* [WRITTEN PROBLEM]
Reproduce every line from the start of the records down to the line containing "inner plate [121, 121, 479, 479]", including both, with no changes.

* [DATA FOR THIS EXERCISE]
"""

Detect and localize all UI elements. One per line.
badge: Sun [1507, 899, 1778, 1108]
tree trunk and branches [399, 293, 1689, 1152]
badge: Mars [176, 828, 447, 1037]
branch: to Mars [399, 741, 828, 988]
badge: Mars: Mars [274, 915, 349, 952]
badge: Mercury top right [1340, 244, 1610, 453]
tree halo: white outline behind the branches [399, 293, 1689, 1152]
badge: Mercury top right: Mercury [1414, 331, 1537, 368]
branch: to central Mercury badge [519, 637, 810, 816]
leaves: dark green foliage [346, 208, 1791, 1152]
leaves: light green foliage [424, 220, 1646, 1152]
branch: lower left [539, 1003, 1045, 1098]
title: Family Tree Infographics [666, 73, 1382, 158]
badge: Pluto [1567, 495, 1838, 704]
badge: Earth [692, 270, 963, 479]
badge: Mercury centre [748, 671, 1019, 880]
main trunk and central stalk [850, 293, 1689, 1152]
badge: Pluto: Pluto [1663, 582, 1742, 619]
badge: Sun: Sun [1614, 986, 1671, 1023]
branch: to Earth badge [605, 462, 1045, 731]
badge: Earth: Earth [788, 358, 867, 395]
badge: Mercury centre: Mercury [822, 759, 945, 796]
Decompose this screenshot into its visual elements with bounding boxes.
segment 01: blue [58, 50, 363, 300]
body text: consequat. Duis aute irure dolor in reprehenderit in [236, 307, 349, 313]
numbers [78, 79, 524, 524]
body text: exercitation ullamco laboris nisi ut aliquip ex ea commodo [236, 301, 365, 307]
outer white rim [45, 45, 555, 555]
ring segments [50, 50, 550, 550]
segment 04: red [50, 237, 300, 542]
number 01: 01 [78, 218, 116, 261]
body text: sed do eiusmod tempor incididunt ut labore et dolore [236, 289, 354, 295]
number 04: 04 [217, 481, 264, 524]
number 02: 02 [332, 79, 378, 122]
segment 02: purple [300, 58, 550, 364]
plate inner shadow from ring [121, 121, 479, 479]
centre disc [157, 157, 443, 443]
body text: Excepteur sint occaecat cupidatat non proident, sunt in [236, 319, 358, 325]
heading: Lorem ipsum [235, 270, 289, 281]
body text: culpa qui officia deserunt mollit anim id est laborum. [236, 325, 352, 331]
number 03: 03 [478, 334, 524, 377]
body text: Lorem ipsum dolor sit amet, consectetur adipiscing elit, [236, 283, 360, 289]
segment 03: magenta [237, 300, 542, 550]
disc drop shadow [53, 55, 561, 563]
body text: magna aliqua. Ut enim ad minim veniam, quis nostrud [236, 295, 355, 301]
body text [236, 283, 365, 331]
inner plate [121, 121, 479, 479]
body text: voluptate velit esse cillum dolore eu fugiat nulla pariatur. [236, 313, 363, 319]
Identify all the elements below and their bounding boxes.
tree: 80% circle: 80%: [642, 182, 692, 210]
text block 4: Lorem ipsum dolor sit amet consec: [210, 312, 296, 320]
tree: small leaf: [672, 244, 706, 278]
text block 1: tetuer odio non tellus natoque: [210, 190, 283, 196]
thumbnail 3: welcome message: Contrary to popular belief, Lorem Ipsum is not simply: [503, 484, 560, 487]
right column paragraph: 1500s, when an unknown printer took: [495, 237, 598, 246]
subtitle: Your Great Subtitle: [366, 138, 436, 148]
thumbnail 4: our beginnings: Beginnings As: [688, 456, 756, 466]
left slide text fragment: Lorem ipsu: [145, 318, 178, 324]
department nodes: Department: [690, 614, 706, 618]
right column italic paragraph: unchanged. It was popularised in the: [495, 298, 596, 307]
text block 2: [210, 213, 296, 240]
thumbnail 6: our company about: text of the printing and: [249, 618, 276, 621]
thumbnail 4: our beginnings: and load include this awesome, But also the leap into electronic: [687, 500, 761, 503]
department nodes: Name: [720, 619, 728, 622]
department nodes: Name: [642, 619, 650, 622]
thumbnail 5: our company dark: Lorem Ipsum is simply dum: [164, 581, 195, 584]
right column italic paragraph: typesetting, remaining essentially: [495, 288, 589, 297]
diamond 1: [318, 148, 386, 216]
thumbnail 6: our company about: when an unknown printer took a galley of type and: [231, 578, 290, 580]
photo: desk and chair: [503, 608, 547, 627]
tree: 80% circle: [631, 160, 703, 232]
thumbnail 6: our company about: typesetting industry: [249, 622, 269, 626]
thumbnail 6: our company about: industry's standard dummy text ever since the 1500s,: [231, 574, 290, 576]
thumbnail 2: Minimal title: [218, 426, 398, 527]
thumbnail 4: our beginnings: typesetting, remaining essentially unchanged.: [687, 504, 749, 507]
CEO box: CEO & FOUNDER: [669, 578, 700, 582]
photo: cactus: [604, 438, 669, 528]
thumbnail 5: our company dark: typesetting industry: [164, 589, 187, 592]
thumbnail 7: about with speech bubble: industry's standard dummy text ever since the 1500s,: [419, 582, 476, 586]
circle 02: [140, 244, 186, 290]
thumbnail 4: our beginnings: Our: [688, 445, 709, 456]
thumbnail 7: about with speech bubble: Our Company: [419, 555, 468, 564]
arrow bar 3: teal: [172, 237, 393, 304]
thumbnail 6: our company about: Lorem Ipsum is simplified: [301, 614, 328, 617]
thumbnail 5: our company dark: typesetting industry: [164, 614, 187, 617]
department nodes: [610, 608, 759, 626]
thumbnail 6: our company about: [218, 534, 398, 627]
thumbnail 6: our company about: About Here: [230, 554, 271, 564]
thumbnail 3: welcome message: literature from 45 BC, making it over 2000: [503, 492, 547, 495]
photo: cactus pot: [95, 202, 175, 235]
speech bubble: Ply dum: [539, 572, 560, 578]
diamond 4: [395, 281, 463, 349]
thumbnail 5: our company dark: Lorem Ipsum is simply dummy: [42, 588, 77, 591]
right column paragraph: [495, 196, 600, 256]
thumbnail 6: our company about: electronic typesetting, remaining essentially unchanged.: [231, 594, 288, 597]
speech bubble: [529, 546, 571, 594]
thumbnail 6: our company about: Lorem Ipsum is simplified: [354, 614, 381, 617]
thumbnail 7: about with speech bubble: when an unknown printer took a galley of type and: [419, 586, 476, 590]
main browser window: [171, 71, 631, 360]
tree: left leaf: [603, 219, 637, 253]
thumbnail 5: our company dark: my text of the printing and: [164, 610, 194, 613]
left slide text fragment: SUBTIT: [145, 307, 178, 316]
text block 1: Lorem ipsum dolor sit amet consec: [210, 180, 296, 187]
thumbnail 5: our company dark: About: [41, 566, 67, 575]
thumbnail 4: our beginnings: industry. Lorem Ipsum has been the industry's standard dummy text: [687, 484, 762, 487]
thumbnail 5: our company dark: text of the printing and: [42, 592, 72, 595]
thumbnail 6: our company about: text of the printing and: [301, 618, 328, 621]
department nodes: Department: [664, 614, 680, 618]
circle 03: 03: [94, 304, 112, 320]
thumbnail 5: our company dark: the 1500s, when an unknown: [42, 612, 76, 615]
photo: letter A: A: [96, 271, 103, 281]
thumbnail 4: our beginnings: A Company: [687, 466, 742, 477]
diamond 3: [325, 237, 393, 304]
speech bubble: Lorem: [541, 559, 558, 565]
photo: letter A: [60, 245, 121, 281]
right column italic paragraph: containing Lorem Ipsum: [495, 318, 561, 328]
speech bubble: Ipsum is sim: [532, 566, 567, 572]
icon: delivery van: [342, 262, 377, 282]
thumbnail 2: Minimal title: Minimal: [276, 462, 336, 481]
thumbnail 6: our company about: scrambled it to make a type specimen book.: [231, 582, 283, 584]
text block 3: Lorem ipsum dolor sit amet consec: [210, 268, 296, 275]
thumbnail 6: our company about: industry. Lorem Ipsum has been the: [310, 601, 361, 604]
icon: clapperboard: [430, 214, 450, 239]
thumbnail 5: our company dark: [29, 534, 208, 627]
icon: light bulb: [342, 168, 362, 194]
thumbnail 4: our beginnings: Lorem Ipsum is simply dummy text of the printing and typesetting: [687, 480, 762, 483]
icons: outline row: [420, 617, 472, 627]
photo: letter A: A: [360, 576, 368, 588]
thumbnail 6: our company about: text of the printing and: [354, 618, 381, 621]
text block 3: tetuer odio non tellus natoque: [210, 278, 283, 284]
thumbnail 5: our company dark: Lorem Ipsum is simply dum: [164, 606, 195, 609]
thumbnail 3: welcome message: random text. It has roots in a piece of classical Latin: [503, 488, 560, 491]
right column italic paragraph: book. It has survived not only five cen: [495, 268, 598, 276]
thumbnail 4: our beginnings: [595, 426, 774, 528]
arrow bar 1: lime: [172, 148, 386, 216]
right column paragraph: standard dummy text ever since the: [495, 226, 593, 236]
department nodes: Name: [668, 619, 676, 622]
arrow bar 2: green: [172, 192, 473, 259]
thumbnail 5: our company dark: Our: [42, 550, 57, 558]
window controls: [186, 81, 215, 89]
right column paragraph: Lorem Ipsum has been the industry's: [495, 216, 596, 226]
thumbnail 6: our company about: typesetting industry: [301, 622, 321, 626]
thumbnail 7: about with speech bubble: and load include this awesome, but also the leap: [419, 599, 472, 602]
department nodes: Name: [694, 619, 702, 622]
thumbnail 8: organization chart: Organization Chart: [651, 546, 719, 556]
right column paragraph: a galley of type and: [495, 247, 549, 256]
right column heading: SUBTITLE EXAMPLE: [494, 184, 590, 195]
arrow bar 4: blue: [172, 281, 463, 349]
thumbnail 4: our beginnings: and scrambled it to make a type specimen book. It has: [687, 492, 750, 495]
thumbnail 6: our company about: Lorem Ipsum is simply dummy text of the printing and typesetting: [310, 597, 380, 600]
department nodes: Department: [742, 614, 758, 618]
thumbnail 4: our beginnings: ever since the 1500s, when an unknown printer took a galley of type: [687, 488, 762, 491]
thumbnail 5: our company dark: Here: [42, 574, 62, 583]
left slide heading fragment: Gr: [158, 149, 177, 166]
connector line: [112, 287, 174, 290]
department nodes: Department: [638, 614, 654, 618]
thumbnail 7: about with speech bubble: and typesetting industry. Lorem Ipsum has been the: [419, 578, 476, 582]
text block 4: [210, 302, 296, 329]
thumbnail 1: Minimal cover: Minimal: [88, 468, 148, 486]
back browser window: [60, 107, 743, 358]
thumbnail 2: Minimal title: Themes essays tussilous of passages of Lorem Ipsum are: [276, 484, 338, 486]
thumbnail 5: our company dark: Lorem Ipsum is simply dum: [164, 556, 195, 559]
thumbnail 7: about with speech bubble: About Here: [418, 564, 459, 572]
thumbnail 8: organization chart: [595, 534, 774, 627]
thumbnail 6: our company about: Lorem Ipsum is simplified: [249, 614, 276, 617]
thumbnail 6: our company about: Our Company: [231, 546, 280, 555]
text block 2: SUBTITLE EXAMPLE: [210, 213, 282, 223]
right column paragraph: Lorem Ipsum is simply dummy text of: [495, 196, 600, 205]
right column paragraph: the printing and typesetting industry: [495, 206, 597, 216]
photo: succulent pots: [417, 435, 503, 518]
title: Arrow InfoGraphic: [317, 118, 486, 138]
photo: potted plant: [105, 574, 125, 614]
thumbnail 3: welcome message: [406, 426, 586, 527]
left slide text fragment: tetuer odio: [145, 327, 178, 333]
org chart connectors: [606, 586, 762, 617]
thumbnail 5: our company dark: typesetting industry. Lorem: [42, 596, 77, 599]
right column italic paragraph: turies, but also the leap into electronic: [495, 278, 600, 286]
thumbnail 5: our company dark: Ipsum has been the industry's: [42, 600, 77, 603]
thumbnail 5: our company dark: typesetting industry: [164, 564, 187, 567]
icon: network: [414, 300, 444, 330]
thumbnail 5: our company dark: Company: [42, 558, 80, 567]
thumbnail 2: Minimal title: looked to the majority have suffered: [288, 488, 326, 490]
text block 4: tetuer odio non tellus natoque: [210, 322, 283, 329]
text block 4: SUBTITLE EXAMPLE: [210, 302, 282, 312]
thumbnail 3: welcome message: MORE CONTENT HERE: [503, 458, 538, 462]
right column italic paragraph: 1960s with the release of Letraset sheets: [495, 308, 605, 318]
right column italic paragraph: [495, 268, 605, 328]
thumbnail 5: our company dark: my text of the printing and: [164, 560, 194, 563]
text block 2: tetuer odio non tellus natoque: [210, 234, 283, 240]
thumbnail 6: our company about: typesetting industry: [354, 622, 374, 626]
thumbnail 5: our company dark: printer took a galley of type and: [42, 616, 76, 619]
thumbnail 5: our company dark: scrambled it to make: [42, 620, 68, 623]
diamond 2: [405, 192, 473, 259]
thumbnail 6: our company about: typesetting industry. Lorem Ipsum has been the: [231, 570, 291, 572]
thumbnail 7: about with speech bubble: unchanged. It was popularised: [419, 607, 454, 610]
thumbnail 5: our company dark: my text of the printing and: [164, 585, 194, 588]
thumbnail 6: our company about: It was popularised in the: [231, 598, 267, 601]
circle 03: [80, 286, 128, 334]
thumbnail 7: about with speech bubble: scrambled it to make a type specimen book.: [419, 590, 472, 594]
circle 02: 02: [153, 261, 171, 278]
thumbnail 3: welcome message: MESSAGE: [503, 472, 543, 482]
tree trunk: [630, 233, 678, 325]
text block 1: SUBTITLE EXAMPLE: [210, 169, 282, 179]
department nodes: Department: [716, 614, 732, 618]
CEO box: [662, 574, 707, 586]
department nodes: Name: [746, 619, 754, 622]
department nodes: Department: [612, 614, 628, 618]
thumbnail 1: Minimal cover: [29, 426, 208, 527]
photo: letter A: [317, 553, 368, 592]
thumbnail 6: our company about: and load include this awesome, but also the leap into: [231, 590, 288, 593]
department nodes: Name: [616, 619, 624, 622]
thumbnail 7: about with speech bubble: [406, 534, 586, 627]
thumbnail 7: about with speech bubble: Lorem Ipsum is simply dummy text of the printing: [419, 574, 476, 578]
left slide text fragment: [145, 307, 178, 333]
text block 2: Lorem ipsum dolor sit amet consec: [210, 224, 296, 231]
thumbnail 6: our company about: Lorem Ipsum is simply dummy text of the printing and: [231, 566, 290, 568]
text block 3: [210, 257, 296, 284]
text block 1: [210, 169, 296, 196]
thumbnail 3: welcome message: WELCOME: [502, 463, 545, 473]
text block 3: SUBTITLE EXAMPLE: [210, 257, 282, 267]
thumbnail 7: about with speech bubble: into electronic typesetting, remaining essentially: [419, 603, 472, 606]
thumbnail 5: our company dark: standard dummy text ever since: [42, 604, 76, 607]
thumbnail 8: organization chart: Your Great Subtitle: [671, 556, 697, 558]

"""

* [FINAL ANSWER]
Detect and localize all UI elements. One per line.
badge: Sun [1507, 899, 1778, 1108]
tree trunk and branches [399, 293, 1689, 1152]
badge: Mars [176, 828, 447, 1037]
branch: to Mars [399, 741, 828, 988]
badge: Mars: Mars [274, 915, 349, 952]
badge: Mercury top right [1340, 244, 1610, 453]
tree halo: white outline behind the branches [399, 293, 1689, 1152]
badge: Mercury top right: Mercury [1414, 331, 1537, 368]
branch: to central Mercury badge [519, 637, 810, 816]
leaves: dark green foliage [346, 208, 1791, 1152]
leaves: light green foliage [424, 220, 1646, 1152]
branch: lower left [539, 1003, 1045, 1098]
title: Family Tree Infographics [666, 73, 1382, 158]
badge: Pluto [1567, 495, 1838, 704]
badge: Earth [692, 270, 963, 479]
badge: Mercury centre [748, 671, 1019, 880]
main trunk and central stalk [850, 293, 1689, 1152]
badge: Pluto: Pluto [1663, 582, 1742, 619]
badge: Sun: Sun [1614, 986, 1671, 1023]
branch: to Earth badge [605, 462, 1045, 731]
badge: Earth: Earth [788, 358, 867, 395]
badge: Mercury centre: Mercury [822, 759, 945, 796]
Decompose this screenshot into its visual elements with bounding boxes.
segment 01: blue [58, 50, 363, 300]
body text: consequat. Duis aute irure dolor in reprehenderit in [236, 307, 349, 313]
numbers [78, 79, 524, 524]
body text: exercitation ullamco laboris nisi ut aliquip ex ea commodo [236, 301, 365, 307]
outer white rim [45, 45, 555, 555]
ring segments [50, 50, 550, 550]
segment 04: red [50, 237, 300, 542]
number 01: 01 [78, 218, 116, 261]
body text: sed do eiusmod tempor incididunt ut labore et dolore [236, 289, 354, 295]
number 04: 04 [217, 481, 264, 524]
number 02: 02 [332, 79, 378, 122]
segment 02: purple [300, 58, 550, 364]
plate inner shadow from ring [121, 121, 479, 479]
centre disc [157, 157, 443, 443]
body text: Excepteur sint occaecat cupidatat non proident, sunt in [236, 319, 358, 325]
heading: Lorem ipsum [235, 270, 289, 281]
body text: culpa qui officia deserunt mollit anim id est laborum. [236, 325, 352, 331]
number 03: 03 [478, 334, 524, 377]
body text: Lorem ipsum dolor sit amet, consectetur adipiscing elit, [236, 283, 360, 289]
segment 03: magenta [237, 300, 542, 550]
disc drop shadow [53, 55, 561, 563]
body text: magna aliqua. Ut enim ad minim veniam, quis nostrud [236, 295, 355, 301]
body text [236, 283, 365, 331]
inner plate [121, 121, 479, 479]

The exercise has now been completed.